*** Opening of SUPPLIED TEXT ***

## monroe17 2 years ago If A= x 3 y 3 (matrix) determine the values of x and y for which A^2=A

1. satellite73

did you square it?

2. monroe17

like 3^2?

3. satellite73

i mean square the matrix

4. satellite73

i got $\left[ \begin{array}{ c c } x^2+3y & 3x+9 \\ xy+3y & 3y+9 \end{array} \right]$

5. satellite73

assuming the matrix is $\left[ \begin{array}{ c c } x & 3 \\ y & 3 \end{array} \right]$

6. satellite73

that means $3x+9=3$ so $x=-2$ and also $$y=-2$$

7. monroe17

once you square the matrix, how do you determine the x and y values though?

*** Close of SUPPLIED TEXT ***

■ WHAT TO WORK ON
A – In the forum thread on the matrix equation A^2=A, why does the equation 3x+9=3 hold?
B – List every entry of the squared matrix given in the forum thread.
C – According to the forum thread, what values of x and y satisfy A^2=A?

*** Opening of DATASET RECORDS ***

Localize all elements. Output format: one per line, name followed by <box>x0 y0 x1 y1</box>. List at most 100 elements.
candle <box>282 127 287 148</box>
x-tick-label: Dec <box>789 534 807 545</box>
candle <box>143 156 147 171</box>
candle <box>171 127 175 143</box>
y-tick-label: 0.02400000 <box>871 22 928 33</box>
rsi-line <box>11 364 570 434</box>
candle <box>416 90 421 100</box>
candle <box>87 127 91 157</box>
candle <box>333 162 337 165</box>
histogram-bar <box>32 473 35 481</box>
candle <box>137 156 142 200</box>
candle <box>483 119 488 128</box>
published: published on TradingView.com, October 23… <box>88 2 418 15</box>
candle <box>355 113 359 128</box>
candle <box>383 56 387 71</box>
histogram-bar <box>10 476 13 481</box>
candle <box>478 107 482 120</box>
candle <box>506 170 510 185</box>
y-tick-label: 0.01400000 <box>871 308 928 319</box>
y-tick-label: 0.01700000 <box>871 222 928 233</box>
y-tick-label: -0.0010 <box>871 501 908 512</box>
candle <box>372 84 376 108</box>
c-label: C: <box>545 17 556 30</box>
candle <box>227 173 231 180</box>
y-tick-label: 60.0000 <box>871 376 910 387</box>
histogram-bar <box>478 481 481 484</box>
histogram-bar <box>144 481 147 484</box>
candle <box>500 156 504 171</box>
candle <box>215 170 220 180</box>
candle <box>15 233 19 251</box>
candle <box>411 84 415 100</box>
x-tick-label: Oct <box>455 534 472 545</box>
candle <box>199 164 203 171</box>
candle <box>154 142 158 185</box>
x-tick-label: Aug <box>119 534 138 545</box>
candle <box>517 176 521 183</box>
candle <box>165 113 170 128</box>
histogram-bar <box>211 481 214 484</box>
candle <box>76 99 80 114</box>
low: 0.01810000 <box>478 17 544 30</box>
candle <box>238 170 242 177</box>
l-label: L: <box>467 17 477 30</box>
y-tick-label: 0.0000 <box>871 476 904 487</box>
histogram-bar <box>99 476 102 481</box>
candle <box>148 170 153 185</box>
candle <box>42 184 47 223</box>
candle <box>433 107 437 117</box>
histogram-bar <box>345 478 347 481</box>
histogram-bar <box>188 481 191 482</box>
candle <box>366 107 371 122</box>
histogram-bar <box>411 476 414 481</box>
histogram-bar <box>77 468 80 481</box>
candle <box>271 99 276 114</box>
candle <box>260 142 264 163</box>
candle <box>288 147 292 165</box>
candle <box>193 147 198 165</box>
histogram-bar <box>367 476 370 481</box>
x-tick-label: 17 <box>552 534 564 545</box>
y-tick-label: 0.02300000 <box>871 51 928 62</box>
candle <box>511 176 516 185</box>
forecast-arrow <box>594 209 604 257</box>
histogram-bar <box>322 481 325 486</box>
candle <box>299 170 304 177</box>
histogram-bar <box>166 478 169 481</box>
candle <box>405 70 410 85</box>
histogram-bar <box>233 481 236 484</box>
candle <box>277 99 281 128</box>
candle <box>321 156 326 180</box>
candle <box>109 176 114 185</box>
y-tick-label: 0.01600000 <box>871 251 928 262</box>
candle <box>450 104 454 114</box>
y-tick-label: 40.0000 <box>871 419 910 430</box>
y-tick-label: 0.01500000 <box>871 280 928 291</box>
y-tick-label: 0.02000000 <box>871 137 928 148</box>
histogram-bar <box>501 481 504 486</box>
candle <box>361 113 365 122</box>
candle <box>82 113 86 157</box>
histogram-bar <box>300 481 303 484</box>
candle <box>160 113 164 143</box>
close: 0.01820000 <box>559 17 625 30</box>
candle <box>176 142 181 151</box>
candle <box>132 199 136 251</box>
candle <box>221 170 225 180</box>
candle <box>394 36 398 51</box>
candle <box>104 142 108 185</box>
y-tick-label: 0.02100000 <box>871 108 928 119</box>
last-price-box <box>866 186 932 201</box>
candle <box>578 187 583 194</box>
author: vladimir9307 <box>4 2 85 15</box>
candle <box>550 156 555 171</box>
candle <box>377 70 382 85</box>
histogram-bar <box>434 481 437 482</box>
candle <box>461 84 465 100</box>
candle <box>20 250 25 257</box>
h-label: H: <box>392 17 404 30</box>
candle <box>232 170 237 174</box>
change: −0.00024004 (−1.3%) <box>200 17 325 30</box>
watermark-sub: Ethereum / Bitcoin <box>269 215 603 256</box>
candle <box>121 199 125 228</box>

*** Close of DATASET RECORDS ***

■ ANSWERS TO EACH TASK
A – The condition A^2=A means each entry of the squared matrix must equal the matching entry of A. The top-right entry of the square is 3x+9, and the top-right entry of A is 3, so 3x+9=3, which gives x=-2.

B – x^2+3y, 3x+9, xy+3y, 3y+9

C – x = -2 and y = -2.